# Direction
Copy out the entries in full and with complete accuracy; pictures are excluded.

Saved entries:

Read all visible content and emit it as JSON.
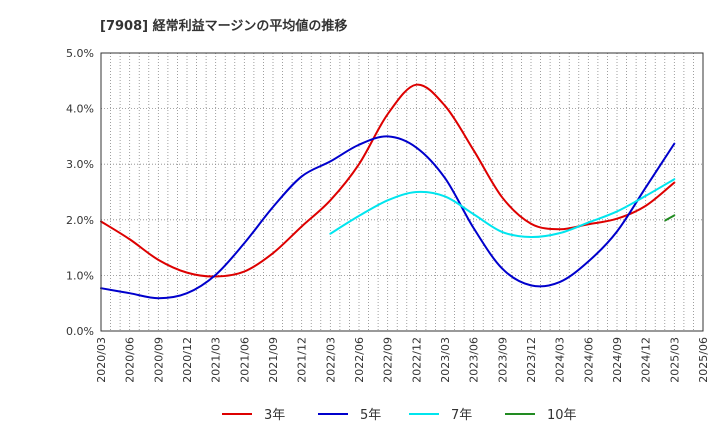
{
  "chart_data": {
    "type": "line",
    "title": "[7908]  経常利益マージンの平均値の推移",
    "xlabel": "",
    "ylabel": "",
    "x": [
      "2020/03",
      "2020/06",
      "2020/09",
      "2020/12",
      "2021/03",
      "2021/06",
      "2021/09",
      "2021/12",
      "2022/03",
      "2022/06",
      "2022/09",
      "2022/12",
      "2023/03",
      "2023/06",
      "2023/09",
      "2023/12",
      "2024/03",
      "2024/06",
      "2024/09",
      "2024/12",
      "2025/03",
      "2025/06"
    ],
    "ylim": [
      0,
      5
    ],
    "yticks": [
      "0.0%",
      "1.0%",
      "2.0%",
      "3.0%",
      "4.0%",
      "5.0%"
    ],
    "grid": true,
    "legend_position": "bottom",
    "series": [
      {
        "name": "3年",
        "color": "#dd0000",
        "values": [
          1.97,
          1.65,
          1.28,
          1.05,
          0.98,
          1.07,
          1.4,
          1.88,
          2.35,
          3.0,
          3.9,
          4.43,
          4.05,
          3.25,
          2.4,
          1.93,
          1.83,
          1.92,
          2.02,
          2.25,
          2.67,
          null
        ]
      },
      {
        "name": "5年",
        "color": "#0000cc",
        "values": [
          0.77,
          0.68,
          0.59,
          0.68,
          1.01,
          1.58,
          2.23,
          2.78,
          3.05,
          3.35,
          3.5,
          3.3,
          2.75,
          1.85,
          1.12,
          0.82,
          0.88,
          1.25,
          1.79,
          2.58,
          3.37,
          null
        ]
      },
      {
        "name": "7年",
        "color": "#00e5ee",
        "values": [
          null,
          null,
          null,
          null,
          null,
          null,
          null,
          null,
          1.75,
          2.07,
          2.35,
          2.5,
          2.42,
          2.1,
          1.78,
          1.69,
          1.76,
          1.95,
          2.15,
          2.43,
          2.73,
          null
        ]
      },
      {
        "name": "10年",
        "color": "#228b22",
        "values": [
          null,
          null,
          null,
          null,
          null,
          null,
          null,
          null,
          null,
          null,
          null,
          null,
          null,
          null,
          null,
          null,
          null,
          null,
          null,
          null,
          2.08,
          null
        ]
      }
    ]
  }
}
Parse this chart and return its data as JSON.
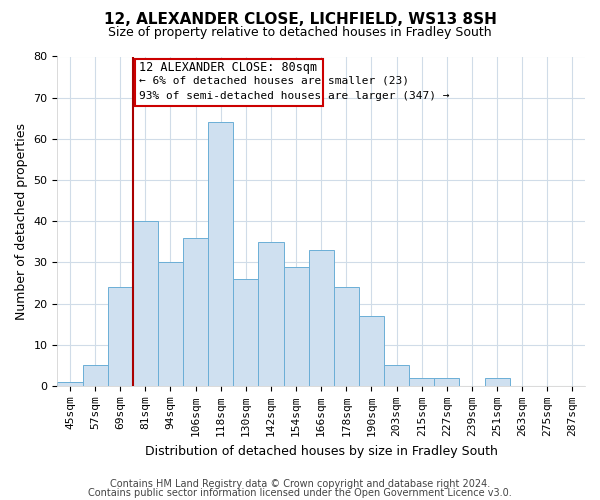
{
  "title": "12, ALEXANDER CLOSE, LICHFIELD, WS13 8SH",
  "subtitle": "Size of property relative to detached houses in Fradley South",
  "xlabel": "Distribution of detached houses by size in Fradley South",
  "ylabel": "Number of detached properties",
  "footer_lines": [
    "Contains HM Land Registry data © Crown copyright and database right 2024.",
    "Contains public sector information licensed under the Open Government Licence v3.0."
  ],
  "bin_labels": [
    "45sqm",
    "57sqm",
    "69sqm",
    "81sqm",
    "94sqm",
    "106sqm",
    "118sqm",
    "130sqm",
    "142sqm",
    "154sqm",
    "166sqm",
    "178sqm",
    "190sqm",
    "203sqm",
    "215sqm",
    "227sqm",
    "239sqm",
    "251sqm",
    "263sqm",
    "275sqm",
    "287sqm"
  ],
  "bar_values": [
    1,
    5,
    24,
    40,
    30,
    36,
    64,
    26,
    35,
    29,
    33,
    24,
    17,
    5,
    2,
    2,
    0,
    2,
    0,
    0,
    0
  ],
  "bar_color": "#cfe0f0",
  "bar_edge_color": "#6baed6",
  "ylim": [
    0,
    80
  ],
  "yticks": [
    0,
    10,
    20,
    30,
    40,
    50,
    60,
    70,
    80
  ],
  "property_line_idx": 3,
  "property_line_label": "12 ALEXANDER CLOSE: 80sqm",
  "annotation_line1": "← 6% of detached houses are smaller (23)",
  "annotation_line2": "93% of semi-detached houses are larger (347) →",
  "box_edge_color": "#cc0000",
  "line_color": "#aa0000",
  "bg_color": "#ffffff",
  "grid_color": "#d0dce8",
  "title_fontsize": 11,
  "subtitle_fontsize": 9,
  "axis_label_fontsize": 9,
  "tick_fontsize": 8,
  "annotation_fontsize": 8,
  "footer_fontsize": 7
}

# Written answer
Read all visible content and emit it as JSON.
{
  "chart_data": {
    "type": "line",
    "title": "[7908]  経常利益マージンの平均値の推移",
    "xlabel": "",
    "ylabel": "",
    "x": [
      "2020/03",
      "2020/06",
      "2020/09",
      "2020/12",
      "2021/03",
      "2021/06",
      "2021/09",
      "2021/12",
      "2022/03",
      "2022/06",
      "2022/09",
      "2022/12",
      "2023/03",
      "2023/06",
      "2023/09",
      "2023/12",
      "2024/03",
      "2024/06",
      "2024/09",
      "2024/12",
      "2025/03",
      "2025/06"
    ],
    "ylim": [
      0,
      5
    ],
    "yticks": [
      "0.0%",
      "1.0%",
      "2.0%",
      "3.0%",
      "4.0%",
      "5.0%"
    ],
    "grid": true,
    "legend_position": "bottom",
    "series": [
      {
        "name": "3年",
        "color": "#dd0000",
        "values": [
          1.97,
          1.65,
          1.28,
          1.05,
          0.98,
          1.07,
          1.4,
          1.88,
          2.35,
          3.0,
          3.9,
          4.43,
          4.05,
          3.25,
          2.4,
          1.93,
          1.83,
          1.92,
          2.02,
          2.25,
          2.67,
          null
        ]
      },
      {
        "name": "5年",
        "color": "#0000cc",
        "values": [
          0.77,
          0.68,
          0.59,
          0.68,
          1.01,
          1.58,
          2.23,
          2.78,
          3.05,
          3.35,
          3.5,
          3.3,
          2.75,
          1.85,
          1.12,
          0.82,
          0.88,
          1.25,
          1.79,
          2.58,
          3.37,
          null
        ]
      },
      {
        "name": "7年",
        "color": "#00e5ee",
        "values": [
          null,
          null,
          null,
          null,
          null,
          null,
          null,
          null,
          1.75,
          2.07,
          2.35,
          2.5,
          2.42,
          2.1,
          1.78,
          1.69,
          1.76,
          1.95,
          2.15,
          2.43,
          2.73,
          null
        ]
      },
      {
        "name": "10年",
        "color": "#228b22",
        "values": [
          null,
          null,
          null,
          null,
          null,
          null,
          null,
          null,
          null,
          null,
          null,
          null,
          null,
          null,
          null,
          null,
          null,
          null,
          null,
          null,
          2.08,
          null
        ]
      }
    ]
  }
}
Parse this chart and return its data as JSON.
{
  "title": "12, ALEXANDER CLOSE, LICHFIELD, WS13 8SH",
  "subtitle": "Size of property relative to detached houses in Fradley South",
  "xlabel": "Distribution of detached houses by size in Fradley South",
  "ylabel": "Number of detached properties",
  "footer_lines": [
    "Contains HM Land Registry data © Crown copyright and database right 2024.",
    "Contains public sector information licensed under the Open Government Licence v3.0."
  ],
  "bin_labels": [
    "45sqm",
    "57sqm",
    "69sqm",
    "81sqm",
    "94sqm",
    "106sqm",
    "118sqm",
    "130sqm",
    "142sqm",
    "154sqm",
    "166sqm",
    "178sqm",
    "190sqm",
    "203sqm",
    "215sqm",
    "227sqm",
    "239sqm",
    "251sqm",
    "263sqm",
    "275sqm",
    "287sqm"
  ],
  "bar_values": [
    1,
    5,
    24,
    40,
    30,
    36,
    64,
    26,
    35,
    29,
    33,
    24,
    17,
    5,
    2,
    2,
    0,
    2,
    0,
    0,
    0
  ],
  "bar_color": "#cfe0f0",
  "bar_edge_color": "#6baed6",
  "ylim": [
    0,
    80
  ],
  "yticks": [
    0,
    10,
    20,
    30,
    40,
    50,
    60,
    70,
    80
  ],
  "property_line_idx": 3,
  "property_line_label": "12 ALEXANDER CLOSE: 80sqm",
  "annotation_line1": "← 6% of detached houses are smaller (23)",
  "annotation_line2": "93% of semi-detached houses are larger (347) →",
  "box_edge_color": "#cc0000",
  "line_color": "#aa0000",
  "bg_color": "#ffffff",
  "grid_color": "#d0dce8",
  "title_fontsize": 11,
  "subtitle_fontsize": 9,
  "axis_label_fontsize": 9,
  "tick_fontsize": 8,
  "annotation_fontsize": 8,
  "footer_fontsize": 7
}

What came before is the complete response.